[Stored dataset items]
◆ ◆ ◆ ◆ ◆

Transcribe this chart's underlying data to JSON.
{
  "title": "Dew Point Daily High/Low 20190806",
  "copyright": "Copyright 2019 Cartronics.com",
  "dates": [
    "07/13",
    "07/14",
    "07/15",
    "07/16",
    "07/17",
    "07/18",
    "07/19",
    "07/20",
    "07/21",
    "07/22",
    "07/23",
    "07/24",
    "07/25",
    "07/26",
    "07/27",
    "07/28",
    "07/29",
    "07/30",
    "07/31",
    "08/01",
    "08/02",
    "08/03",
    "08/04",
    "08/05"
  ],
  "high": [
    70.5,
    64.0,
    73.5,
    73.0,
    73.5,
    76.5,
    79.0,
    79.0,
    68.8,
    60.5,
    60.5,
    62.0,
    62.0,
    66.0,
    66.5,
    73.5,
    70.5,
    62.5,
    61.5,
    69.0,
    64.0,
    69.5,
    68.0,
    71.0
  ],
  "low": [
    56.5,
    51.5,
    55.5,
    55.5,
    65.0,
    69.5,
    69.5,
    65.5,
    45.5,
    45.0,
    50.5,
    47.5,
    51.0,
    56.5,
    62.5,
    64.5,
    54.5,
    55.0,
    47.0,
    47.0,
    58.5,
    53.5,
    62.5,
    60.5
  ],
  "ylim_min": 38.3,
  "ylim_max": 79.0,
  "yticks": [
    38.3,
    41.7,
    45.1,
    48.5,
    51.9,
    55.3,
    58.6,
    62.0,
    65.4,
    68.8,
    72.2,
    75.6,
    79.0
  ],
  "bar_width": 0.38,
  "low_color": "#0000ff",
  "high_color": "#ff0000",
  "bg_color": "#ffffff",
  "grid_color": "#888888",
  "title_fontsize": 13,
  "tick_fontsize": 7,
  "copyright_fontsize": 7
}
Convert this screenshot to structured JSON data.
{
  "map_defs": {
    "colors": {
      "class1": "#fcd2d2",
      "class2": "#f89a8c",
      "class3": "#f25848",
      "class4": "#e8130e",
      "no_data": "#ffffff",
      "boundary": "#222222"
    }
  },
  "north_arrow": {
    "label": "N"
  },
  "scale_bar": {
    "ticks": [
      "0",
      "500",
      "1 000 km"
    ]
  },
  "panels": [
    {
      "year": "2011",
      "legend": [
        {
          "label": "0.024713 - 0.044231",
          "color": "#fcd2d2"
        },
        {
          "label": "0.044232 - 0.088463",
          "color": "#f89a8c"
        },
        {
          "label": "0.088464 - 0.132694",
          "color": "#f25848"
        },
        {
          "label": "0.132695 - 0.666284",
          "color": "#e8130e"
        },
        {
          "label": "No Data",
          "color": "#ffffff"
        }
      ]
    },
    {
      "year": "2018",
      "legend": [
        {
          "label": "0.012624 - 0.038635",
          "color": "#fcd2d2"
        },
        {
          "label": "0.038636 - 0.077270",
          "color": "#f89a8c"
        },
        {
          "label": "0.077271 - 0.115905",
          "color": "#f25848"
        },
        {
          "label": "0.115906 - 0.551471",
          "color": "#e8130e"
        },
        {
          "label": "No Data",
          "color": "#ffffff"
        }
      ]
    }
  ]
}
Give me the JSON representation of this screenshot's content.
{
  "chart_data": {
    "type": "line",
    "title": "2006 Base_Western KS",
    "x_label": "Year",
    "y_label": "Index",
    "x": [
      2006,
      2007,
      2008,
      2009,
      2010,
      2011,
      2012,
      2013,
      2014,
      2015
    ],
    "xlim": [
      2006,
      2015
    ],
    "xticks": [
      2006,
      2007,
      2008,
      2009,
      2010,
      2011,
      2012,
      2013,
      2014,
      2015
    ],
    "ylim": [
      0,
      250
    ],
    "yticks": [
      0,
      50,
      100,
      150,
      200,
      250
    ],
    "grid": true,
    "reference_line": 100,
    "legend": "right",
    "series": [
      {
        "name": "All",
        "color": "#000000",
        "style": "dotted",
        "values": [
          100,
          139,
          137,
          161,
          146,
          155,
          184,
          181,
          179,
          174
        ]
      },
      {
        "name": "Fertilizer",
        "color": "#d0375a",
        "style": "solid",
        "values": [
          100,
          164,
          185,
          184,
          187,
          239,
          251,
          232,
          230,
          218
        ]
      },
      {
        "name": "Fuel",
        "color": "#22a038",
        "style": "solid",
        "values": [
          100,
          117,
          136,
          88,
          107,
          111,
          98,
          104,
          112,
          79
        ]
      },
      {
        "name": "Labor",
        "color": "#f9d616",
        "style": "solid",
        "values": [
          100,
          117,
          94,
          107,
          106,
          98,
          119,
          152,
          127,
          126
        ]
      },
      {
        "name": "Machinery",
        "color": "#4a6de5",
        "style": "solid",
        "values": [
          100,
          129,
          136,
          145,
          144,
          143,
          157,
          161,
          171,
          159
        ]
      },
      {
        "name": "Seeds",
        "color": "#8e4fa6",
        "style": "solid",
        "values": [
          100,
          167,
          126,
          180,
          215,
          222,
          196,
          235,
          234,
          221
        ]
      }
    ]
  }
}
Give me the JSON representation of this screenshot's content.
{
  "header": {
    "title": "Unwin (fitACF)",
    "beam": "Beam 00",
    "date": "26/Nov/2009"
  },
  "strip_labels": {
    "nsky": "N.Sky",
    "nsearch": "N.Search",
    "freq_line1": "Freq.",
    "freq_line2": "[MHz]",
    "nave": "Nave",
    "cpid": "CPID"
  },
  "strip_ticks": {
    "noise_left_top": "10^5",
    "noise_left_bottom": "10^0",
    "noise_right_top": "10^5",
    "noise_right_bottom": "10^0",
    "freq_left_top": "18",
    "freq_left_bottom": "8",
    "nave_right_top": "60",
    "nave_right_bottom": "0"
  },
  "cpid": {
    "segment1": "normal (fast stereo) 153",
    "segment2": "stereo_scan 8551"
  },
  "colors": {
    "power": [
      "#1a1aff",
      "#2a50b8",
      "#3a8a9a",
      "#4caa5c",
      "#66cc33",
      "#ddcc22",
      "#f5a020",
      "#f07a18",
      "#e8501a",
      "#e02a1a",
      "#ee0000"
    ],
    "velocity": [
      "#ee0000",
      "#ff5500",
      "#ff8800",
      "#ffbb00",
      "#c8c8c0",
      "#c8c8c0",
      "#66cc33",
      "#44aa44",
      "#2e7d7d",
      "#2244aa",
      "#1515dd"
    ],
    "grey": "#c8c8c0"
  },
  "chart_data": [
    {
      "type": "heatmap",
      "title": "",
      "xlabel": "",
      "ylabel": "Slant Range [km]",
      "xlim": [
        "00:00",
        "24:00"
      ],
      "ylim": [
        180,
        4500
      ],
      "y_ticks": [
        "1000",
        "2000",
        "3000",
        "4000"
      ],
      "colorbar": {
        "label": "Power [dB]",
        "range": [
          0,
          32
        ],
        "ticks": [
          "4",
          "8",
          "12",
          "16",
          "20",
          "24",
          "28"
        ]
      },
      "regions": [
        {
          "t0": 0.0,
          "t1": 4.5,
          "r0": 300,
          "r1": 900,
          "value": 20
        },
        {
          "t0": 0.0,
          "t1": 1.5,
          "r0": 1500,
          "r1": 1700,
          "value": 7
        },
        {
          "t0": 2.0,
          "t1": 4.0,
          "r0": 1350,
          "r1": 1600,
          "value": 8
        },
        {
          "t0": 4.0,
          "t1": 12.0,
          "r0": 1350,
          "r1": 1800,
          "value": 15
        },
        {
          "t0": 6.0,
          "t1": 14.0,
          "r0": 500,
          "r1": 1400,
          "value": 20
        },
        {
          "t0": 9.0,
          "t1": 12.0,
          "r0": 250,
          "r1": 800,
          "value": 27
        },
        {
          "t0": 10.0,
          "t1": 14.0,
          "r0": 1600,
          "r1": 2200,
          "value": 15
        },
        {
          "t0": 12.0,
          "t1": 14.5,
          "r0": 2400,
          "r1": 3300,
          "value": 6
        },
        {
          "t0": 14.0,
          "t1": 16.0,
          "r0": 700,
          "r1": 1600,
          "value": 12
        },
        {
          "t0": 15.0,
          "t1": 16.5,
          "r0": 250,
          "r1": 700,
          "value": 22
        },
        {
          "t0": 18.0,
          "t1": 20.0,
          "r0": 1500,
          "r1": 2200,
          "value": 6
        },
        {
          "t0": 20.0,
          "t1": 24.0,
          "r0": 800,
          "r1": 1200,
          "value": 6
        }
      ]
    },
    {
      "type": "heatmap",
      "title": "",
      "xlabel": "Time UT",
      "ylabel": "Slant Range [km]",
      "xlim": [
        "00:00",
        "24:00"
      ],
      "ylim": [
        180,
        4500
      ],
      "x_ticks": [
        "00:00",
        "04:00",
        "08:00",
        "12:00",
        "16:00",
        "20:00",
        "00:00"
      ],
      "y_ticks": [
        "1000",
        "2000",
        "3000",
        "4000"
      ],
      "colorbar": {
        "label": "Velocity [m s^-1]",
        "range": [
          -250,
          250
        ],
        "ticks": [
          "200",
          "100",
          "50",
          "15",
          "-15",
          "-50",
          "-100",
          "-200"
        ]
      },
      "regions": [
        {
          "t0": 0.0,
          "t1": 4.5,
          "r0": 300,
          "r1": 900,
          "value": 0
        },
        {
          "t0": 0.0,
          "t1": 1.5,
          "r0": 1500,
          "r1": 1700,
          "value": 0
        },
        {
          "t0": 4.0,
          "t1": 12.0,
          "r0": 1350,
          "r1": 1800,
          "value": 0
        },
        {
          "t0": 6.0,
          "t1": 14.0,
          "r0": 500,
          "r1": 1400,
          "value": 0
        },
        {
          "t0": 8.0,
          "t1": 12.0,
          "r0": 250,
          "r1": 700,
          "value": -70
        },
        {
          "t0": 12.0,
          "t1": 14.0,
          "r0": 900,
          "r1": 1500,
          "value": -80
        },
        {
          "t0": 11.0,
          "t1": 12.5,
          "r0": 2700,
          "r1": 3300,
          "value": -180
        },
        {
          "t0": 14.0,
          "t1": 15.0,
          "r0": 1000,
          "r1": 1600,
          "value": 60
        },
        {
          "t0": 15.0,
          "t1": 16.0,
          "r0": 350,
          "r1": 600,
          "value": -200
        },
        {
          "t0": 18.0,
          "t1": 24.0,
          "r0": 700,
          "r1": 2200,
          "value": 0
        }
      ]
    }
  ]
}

◆ ◆ ◆ ◆ ◆

> _WHAT TO WORK ON_: From the material, report only how many lines include the word "JSON".

> _THE RESULT_: 4